>> Start RECORDS
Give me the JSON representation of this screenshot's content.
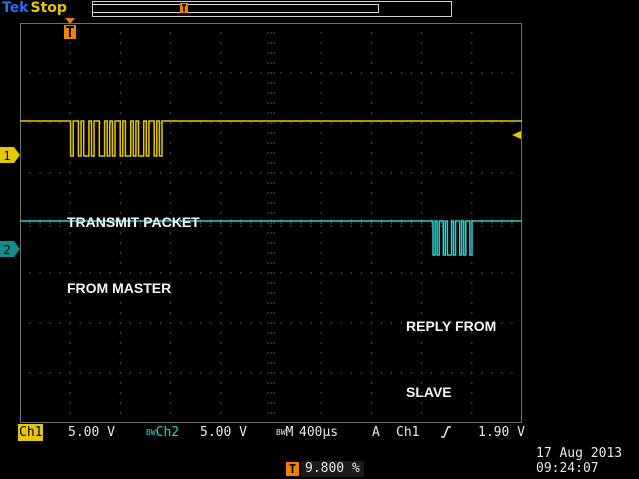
{
  "header": {
    "brand": "Tek",
    "run_state": "Stop"
  },
  "annotations": {
    "transmit_line1": "TRANSMIT PACKET",
    "transmit_line2": "FROM MASTER",
    "reply_line1": "REPLY FROM",
    "reply_line2": "SLAVE"
  },
  "channels": {
    "ch1": {
      "number": "1",
      "color": "#e6c800",
      "label": "Ch1",
      "scale": "5.00 V"
    },
    "ch2": {
      "number": "2",
      "color": "#2ad0d0",
      "label": "Ch2",
      "scale": "5.00 V"
    }
  },
  "status": {
    "bw_symbol": "BW",
    "timebase_label": "M",
    "timebase_value": "400µs",
    "acquisition_mode": "A",
    "trigger_source": "Ch1",
    "trigger_slope_icon": "rising-edge-icon",
    "trigger_level": "1.90 V"
  },
  "trigger": {
    "marker": "T",
    "position": "9.800 %",
    "marker_color": "#f08000"
  },
  "datetime": {
    "date": "17 Aug 2013",
    "time": "09:24:07"
  }
}
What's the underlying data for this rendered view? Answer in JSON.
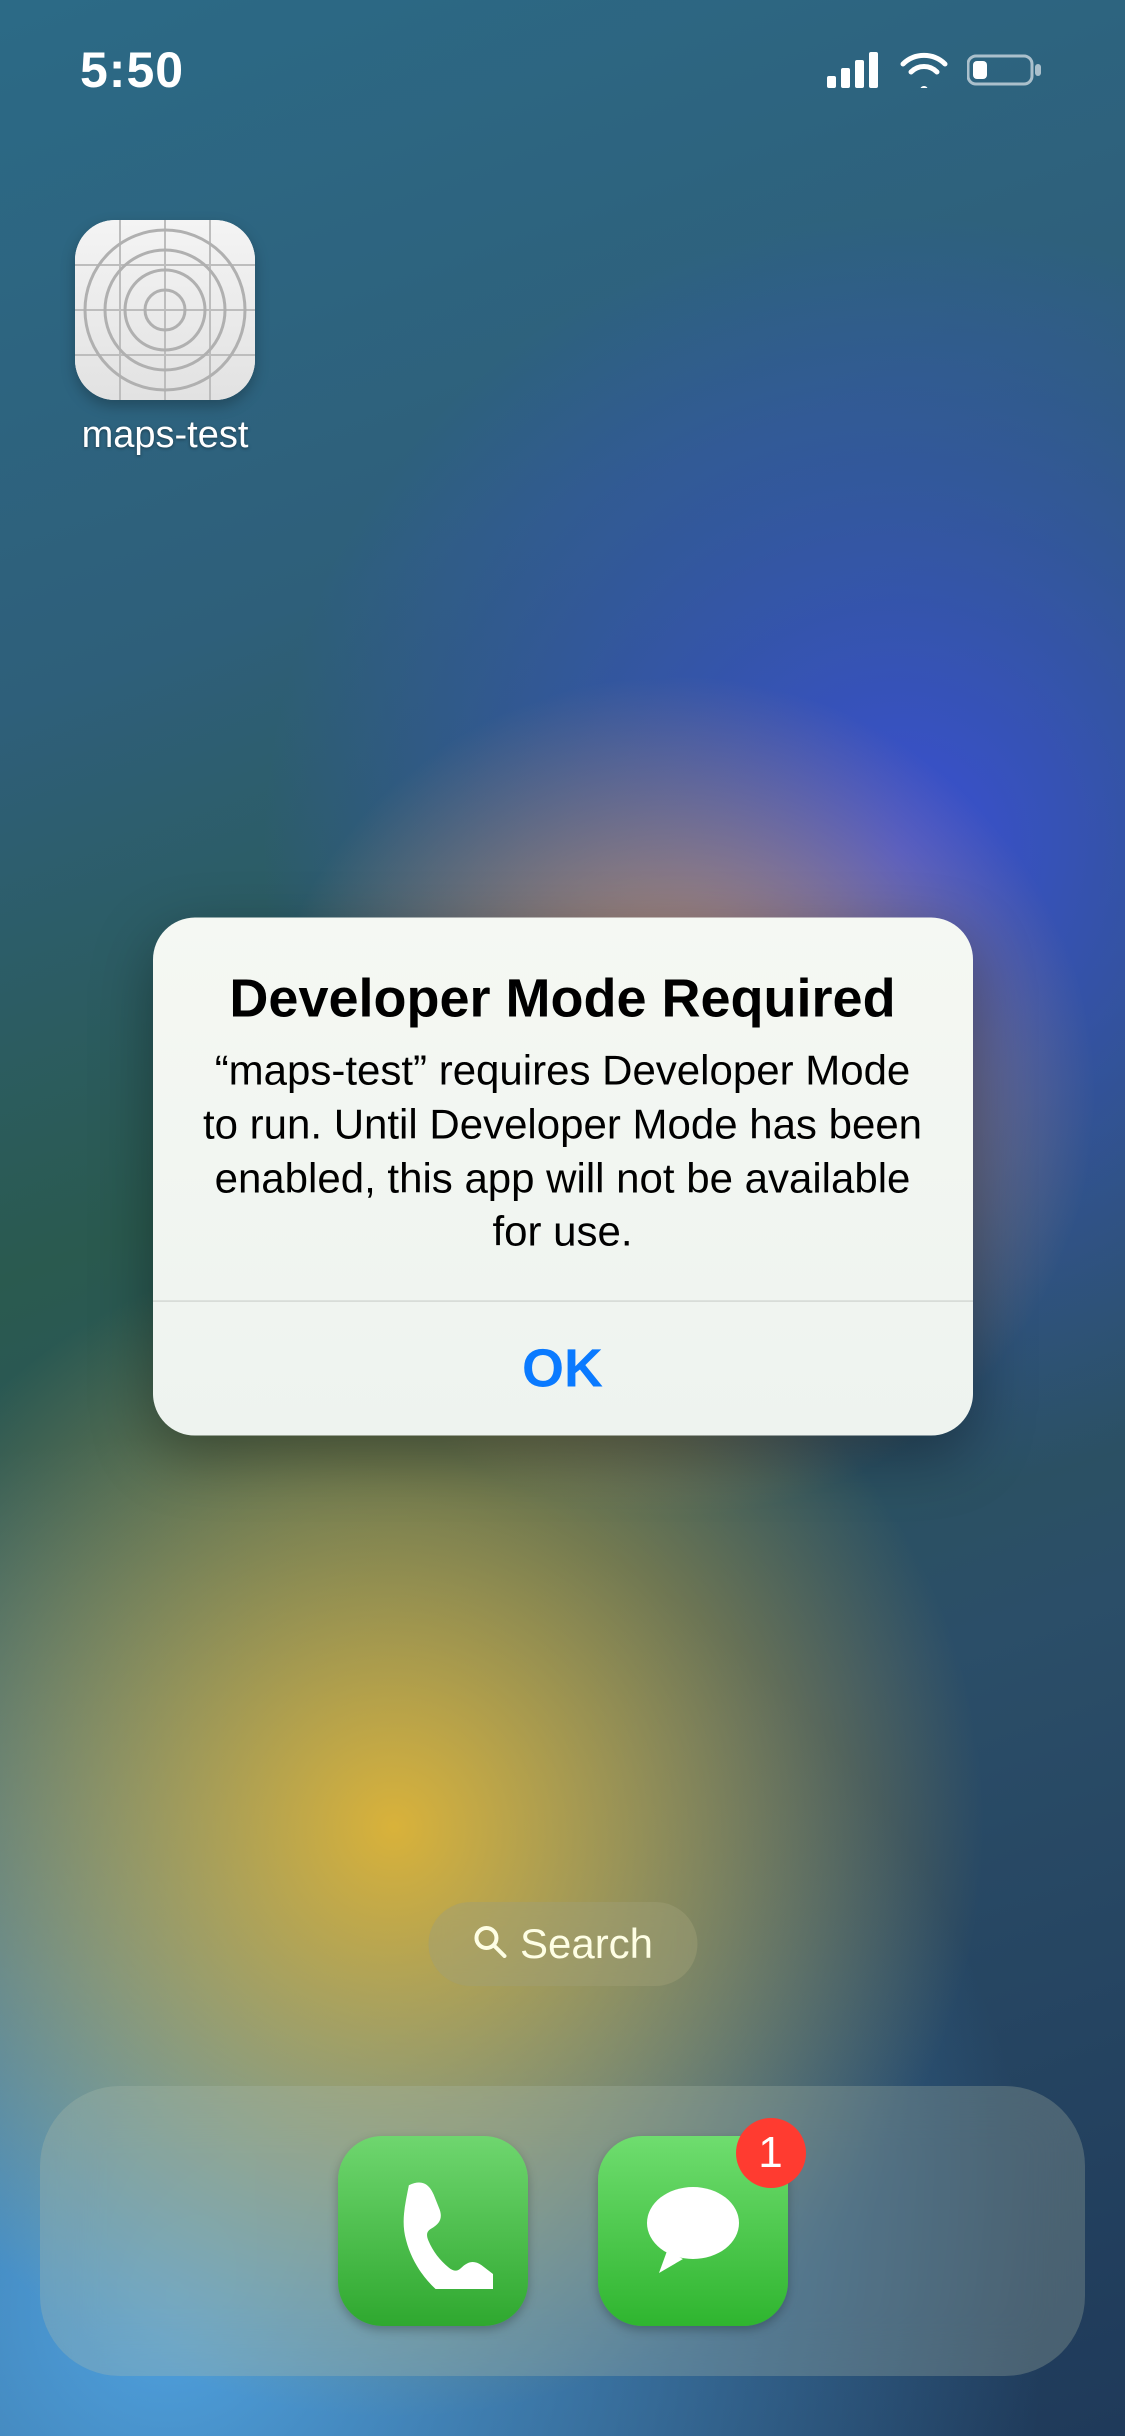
>> End RECORDS
EXERCISE GOAL: Every line above should be returned exactly; the pictures stay out.

THE OUTPUT:
Give me the JSON representation of this screenshot's content.
{
  "header": {
    "brand": "Tek",
    "run_state": "Stop"
  },
  "annotations": {
    "transmit_line1": "TRANSMIT PACKET",
    "transmit_line2": "FROM MASTER",
    "reply_line1": "REPLY FROM",
    "reply_line2": "SLAVE"
  },
  "channels": {
    "ch1": {
      "number": "1",
      "color": "#e6c800",
      "label": "Ch1",
      "scale": "5.00 V"
    },
    "ch2": {
      "number": "2",
      "color": "#2ad0d0",
      "label": "Ch2",
      "scale": "5.00 V"
    }
  },
  "status": {
    "bw_symbol": "BW",
    "timebase_label": "M",
    "timebase_value": "400µs",
    "acquisition_mode": "A",
    "trigger_source": "Ch1",
    "trigger_slope_icon": "rising-edge-icon",
    "trigger_level": "1.90 V"
  },
  "trigger": {
    "marker": "T",
    "position": "9.800 %",
    "marker_color": "#f08000"
  },
  "datetime": {
    "date": "17 Aug 2013",
    "time": "09:24:07"
  }
}
What's the underlying data for this rendered view? Answer in JSON.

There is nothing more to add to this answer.